## Task to carry out:
Please write out the material below exactly as given.

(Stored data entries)
-*-
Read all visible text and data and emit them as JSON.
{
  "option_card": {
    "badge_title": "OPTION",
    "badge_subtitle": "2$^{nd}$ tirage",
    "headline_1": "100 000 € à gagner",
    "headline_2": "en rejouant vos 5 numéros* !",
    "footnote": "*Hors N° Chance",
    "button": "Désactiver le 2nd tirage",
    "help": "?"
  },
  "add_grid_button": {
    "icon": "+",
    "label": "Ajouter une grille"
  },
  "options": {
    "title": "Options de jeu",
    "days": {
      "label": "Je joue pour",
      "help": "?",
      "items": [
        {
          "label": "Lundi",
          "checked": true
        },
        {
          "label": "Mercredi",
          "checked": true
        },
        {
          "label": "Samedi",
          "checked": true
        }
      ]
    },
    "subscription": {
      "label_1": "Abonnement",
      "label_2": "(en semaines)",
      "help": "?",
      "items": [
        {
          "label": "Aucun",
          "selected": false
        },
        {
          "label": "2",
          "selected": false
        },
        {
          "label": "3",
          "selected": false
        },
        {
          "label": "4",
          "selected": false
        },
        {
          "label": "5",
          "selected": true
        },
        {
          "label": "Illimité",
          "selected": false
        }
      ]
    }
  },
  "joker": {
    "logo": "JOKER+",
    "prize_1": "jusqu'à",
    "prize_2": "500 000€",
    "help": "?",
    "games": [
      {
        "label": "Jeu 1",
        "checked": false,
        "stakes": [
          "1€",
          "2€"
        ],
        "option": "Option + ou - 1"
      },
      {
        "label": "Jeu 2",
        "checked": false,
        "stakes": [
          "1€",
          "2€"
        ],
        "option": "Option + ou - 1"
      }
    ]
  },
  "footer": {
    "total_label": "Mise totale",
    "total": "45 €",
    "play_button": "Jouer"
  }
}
-*-
## The solution:
Read all visible text and data and emit them as JSON.
{
  "option_card": {
    "badge_title": "OPTION",
    "badge_subtitle": "2$^{nd}$ tirage",
    "headline_1": "100 000 € à gagner",
    "headline_2": "en rejouant vos 5 numéros* !",
    "footnote": "*Hors N° Chance",
    "button": "Désactiver le 2nd tirage",
    "help": "?"
  },
  "add_grid_button": {
    "icon": "+",
    "label": "Ajouter une grille"
  },
  "options": {
    "title": "Options de jeu",
    "days": {
      "label": "Je joue pour",
      "help": "?",
      "items": [
        {
          "label": "Lundi",
          "checked": true
        },
        {
          "label": "Mercredi",
          "checked": true
        },
        {
          "label": "Samedi",
          "checked": true
        }
      ]
    },
    "subscription": {
      "label_1": "Abonnement",
      "label_2": "(en semaines)",
      "help": "?",
      "items": [
        {
          "label": "Aucun",
          "selected": false
        },
        {
          "label": "2",
          "selected": false
        },
        {
          "label": "3",
          "selected": false
        },
        {
          "label": "4",
          "selected": false
        },
        {
          "label": "5",
          "selected": true
        },
        {
          "label": "Illimité",
          "selected": false
        }
      ]
    }
  },
  "joker": {
    "logo": "JOKER+",
    "prize_1": "jusqu'à",
    "prize_2": "500 000€",
    "help": "?",
    "games": [
      {
        "label": "Jeu 1",
        "checked": false,
        "stakes": [
          "1€",
          "2€"
        ],
        "option": "Option + ou - 1"
      },
      {
        "label": "Jeu 2",
        "checked": false,
        "stakes": [
          "1€",
          "2€"
        ],
        "option": "Option + ou - 1"
      }
    ]
  },
  "footer": {
    "total_label": "Mise totale",
    "total": "45 €",
    "play_button": "Jouer"
  }
}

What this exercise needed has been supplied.